Exercise prompt - Reproduce every record below exactly as it appears.

Provided information -
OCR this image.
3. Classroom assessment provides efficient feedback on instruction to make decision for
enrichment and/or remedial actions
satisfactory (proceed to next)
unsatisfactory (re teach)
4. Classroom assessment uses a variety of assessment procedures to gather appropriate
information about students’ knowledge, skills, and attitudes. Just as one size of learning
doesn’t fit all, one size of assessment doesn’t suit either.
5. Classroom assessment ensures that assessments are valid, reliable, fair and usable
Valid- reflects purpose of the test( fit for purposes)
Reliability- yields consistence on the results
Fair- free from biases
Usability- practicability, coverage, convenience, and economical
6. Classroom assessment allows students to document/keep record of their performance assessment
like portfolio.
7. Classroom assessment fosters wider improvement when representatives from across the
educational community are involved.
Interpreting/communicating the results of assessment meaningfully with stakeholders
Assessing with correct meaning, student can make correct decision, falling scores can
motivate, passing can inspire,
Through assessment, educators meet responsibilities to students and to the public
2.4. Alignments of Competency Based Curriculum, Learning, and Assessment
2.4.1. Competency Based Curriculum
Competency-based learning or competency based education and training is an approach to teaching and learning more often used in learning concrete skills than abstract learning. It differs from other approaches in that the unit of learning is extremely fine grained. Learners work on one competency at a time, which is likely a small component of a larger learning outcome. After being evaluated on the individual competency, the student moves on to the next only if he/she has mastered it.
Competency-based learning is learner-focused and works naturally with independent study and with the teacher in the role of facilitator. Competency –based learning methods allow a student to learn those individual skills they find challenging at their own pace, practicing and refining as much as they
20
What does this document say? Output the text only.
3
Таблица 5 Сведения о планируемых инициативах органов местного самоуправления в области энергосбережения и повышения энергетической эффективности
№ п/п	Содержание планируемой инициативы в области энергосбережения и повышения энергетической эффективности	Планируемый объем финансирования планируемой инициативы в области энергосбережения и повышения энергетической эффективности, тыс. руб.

Answer to the exercise -
OCR this image.
3. Classroom assessment provides efficient feedback on instruction to make decision for
enrichment and/or remedial actions
satisfactory (proceed to next)
unsatisfactory (re teach)
4. Classroom assessment uses a variety of assessment procedures to gather appropriate
information about students’ knowledge, skills, and attitudes. Just as one size of learning
doesn’t fit all, one size of assessment doesn’t suit either.
5. Classroom assessment ensures that assessments are valid, reliable, fair and usable
Valid- reflects purpose of the test( fit for purposes)
Reliability- yields consistence on the results
Fair- free from biases
Usability- practicability, coverage, convenience, and economical
6. Classroom assessment allows students to document/keep record of their performance assessment
like portfolio.
7. Classroom assessment fosters wider improvement when representatives from across the
educational community are involved.
Interpreting/communicating the results of assessment meaningfully with stakeholders
Assessing with correct meaning, student can make correct decision, falling scores can
motivate, passing can inspire,
Through assessment, educators meet responsibilities to students and to the public
2.4. Alignments of Competency Based Curriculum, Learning, and Assessment
2.4.1. Competency Based Curriculum
Competency-based learning or competency based education and training is an approach to teaching and learning more often used in learning concrete skills than abstract learning. It differs from other approaches in that the unit of learning is extremely fine grained. Learners work on one competency at a time, which is likely a small component of a larger learning outcome. After being evaluated on the individual competency, the student moves on to the next only if he/she has mastered it.
Competency-based learning is learner-focused and works naturally with independent study and with the teacher in the role of facilitator. Competency –based learning methods allow a student to learn those individual skills they find challenging at their own pace, practicing and refining as much as they
20
What does this document say? Output the text only.
3
Таблица 5 Сведения о планируемых инициативах органов местного самоуправления в области энергосбережения и повышения энергетической эффективности
№ п/п	Содержание планируемой инициативы в области энергосбережения и повышения энергетической эффективности	Планируемый объем финансирования планируемой инициативы в области энергосбережения и повышения энергетической эффективности, тыс. руб.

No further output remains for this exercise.